EXERCISE DESCRIPTION | Output a single figure: the number of lines in which the word "reported" appears.

INPUT FOR THIS TASK |
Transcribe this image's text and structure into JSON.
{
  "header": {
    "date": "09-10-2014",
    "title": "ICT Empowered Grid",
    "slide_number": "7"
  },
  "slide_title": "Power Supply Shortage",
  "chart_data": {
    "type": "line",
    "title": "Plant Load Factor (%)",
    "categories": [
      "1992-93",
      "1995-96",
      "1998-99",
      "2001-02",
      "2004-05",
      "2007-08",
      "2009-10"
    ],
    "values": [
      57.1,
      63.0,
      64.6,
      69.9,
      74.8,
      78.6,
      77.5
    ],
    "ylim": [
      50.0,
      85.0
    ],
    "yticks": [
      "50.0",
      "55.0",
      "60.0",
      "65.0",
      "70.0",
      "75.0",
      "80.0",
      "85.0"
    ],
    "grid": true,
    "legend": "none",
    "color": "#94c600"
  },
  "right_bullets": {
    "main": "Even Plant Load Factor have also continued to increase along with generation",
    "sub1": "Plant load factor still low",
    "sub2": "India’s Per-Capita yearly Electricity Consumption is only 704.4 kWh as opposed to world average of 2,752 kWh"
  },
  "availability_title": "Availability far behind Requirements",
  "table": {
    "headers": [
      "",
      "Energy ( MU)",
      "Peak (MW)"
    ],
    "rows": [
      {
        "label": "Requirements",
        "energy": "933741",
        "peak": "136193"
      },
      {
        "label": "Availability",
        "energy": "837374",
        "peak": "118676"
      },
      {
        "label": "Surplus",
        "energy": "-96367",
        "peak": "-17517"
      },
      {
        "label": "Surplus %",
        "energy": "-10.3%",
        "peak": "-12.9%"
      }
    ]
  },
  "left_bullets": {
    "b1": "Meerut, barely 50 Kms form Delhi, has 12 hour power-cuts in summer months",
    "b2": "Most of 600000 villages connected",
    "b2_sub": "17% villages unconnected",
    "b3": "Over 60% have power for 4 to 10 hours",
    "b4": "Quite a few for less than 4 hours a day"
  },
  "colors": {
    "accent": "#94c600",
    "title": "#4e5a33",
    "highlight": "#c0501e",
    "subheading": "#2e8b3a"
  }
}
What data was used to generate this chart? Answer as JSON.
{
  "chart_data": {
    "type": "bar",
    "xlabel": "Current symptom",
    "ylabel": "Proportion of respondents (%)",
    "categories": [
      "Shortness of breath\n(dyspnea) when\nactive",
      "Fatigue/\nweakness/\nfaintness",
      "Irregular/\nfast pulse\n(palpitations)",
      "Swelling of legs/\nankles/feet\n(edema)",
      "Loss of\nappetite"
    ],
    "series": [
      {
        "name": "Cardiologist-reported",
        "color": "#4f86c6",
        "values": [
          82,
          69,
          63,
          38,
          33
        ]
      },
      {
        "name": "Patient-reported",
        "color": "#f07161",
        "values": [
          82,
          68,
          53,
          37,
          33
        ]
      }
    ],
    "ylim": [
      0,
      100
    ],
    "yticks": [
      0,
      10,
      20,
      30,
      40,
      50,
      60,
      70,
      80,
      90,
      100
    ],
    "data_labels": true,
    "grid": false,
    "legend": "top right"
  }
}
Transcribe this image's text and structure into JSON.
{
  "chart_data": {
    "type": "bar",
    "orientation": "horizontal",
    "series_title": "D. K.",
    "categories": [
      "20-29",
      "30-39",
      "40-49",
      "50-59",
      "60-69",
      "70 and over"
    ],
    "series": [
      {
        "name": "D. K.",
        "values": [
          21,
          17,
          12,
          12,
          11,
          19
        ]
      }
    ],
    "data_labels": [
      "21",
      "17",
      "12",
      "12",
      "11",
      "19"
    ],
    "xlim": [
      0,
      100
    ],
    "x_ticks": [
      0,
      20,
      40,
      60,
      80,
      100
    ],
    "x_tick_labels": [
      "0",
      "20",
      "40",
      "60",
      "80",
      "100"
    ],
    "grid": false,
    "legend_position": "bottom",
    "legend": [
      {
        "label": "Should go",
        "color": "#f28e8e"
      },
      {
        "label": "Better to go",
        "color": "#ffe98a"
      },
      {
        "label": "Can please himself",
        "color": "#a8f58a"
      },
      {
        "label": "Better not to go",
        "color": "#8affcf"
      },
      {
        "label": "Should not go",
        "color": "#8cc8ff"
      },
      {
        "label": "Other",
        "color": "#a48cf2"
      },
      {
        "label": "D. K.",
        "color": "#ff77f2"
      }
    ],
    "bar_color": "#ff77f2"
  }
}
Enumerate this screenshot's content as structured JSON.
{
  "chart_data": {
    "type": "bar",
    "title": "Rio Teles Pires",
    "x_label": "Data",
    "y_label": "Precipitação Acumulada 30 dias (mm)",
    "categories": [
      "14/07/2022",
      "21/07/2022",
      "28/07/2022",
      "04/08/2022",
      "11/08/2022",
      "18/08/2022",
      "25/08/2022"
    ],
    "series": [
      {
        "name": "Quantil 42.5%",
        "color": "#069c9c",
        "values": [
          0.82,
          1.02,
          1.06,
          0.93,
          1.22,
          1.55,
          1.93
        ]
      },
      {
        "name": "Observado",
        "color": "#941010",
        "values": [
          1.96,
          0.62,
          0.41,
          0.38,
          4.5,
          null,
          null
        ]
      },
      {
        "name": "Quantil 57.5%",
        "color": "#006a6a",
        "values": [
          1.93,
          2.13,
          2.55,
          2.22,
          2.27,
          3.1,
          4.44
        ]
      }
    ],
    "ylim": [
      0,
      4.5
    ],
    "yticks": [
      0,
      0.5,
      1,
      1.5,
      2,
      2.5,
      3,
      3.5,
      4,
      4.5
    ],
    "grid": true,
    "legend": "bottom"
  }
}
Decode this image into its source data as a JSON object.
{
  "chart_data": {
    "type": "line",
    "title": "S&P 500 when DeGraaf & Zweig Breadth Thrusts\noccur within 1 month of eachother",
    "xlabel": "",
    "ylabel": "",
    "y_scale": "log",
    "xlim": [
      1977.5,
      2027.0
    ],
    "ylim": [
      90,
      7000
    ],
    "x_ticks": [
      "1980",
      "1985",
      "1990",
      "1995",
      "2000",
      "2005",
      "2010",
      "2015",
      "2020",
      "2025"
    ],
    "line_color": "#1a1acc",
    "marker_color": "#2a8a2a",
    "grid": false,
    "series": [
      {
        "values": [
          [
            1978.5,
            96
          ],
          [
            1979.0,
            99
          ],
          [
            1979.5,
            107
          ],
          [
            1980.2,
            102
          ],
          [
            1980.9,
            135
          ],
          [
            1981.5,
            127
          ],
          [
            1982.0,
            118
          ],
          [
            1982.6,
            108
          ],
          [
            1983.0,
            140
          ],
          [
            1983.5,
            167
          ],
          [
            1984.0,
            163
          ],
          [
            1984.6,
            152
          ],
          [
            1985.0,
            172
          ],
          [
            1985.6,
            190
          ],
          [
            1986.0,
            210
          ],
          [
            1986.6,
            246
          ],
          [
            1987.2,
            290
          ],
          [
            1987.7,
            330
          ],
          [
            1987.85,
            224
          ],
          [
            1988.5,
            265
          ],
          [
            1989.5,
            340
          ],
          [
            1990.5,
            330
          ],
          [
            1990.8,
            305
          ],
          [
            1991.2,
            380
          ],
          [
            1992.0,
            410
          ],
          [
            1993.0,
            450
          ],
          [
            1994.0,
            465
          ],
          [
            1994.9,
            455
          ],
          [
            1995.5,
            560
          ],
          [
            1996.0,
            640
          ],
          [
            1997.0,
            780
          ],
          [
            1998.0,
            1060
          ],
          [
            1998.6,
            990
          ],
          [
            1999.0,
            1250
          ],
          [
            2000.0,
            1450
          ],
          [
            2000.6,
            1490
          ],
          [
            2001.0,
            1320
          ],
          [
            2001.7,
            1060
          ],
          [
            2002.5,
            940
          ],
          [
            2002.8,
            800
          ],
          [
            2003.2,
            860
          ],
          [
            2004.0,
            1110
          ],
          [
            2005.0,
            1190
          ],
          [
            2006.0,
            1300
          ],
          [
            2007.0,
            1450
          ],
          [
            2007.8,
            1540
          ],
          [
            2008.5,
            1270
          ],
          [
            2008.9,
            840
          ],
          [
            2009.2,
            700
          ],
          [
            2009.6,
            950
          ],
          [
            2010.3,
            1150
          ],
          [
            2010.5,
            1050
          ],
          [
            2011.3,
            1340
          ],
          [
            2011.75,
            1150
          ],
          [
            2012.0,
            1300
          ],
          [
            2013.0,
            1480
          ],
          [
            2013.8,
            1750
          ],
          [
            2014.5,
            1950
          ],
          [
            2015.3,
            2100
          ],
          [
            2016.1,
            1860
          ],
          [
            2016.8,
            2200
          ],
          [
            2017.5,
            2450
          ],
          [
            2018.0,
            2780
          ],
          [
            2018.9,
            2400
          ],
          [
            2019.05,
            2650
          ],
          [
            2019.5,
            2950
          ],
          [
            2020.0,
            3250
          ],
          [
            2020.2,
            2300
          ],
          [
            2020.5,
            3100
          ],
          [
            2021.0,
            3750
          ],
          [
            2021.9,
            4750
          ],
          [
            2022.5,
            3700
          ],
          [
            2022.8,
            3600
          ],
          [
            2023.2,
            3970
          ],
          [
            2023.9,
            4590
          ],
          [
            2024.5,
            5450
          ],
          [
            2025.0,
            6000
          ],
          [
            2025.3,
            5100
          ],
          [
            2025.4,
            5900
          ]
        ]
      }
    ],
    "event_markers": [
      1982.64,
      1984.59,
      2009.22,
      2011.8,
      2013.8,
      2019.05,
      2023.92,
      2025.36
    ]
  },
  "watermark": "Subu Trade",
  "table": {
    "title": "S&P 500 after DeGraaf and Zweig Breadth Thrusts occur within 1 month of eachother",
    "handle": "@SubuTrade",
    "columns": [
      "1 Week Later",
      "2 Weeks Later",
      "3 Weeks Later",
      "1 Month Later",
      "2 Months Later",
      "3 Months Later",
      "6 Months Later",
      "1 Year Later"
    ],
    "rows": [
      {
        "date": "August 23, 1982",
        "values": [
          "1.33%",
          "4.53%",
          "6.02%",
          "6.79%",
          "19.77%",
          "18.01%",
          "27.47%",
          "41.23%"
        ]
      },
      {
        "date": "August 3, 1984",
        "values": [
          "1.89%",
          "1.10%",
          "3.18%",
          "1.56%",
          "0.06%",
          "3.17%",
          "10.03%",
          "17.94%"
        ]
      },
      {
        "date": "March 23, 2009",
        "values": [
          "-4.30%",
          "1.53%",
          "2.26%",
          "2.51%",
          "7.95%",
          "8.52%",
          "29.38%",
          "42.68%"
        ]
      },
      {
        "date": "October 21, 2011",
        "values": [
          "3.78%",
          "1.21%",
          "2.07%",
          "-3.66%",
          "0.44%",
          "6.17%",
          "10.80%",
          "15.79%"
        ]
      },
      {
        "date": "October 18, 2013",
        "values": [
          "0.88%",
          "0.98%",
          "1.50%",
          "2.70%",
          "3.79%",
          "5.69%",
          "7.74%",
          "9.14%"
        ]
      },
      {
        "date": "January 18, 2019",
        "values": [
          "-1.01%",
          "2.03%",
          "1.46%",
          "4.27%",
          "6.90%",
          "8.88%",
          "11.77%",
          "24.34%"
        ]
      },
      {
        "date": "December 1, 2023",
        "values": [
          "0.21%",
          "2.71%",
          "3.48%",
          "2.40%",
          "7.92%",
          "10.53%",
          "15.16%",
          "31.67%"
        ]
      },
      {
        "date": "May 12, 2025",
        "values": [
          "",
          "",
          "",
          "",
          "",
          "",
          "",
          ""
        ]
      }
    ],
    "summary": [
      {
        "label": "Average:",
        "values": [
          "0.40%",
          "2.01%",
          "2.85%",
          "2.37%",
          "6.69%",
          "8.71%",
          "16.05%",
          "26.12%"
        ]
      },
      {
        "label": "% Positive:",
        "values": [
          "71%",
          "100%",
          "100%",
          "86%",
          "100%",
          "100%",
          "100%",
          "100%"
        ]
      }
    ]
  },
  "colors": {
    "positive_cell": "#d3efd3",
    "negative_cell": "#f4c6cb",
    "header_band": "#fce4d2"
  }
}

TASK SOLUTION | 2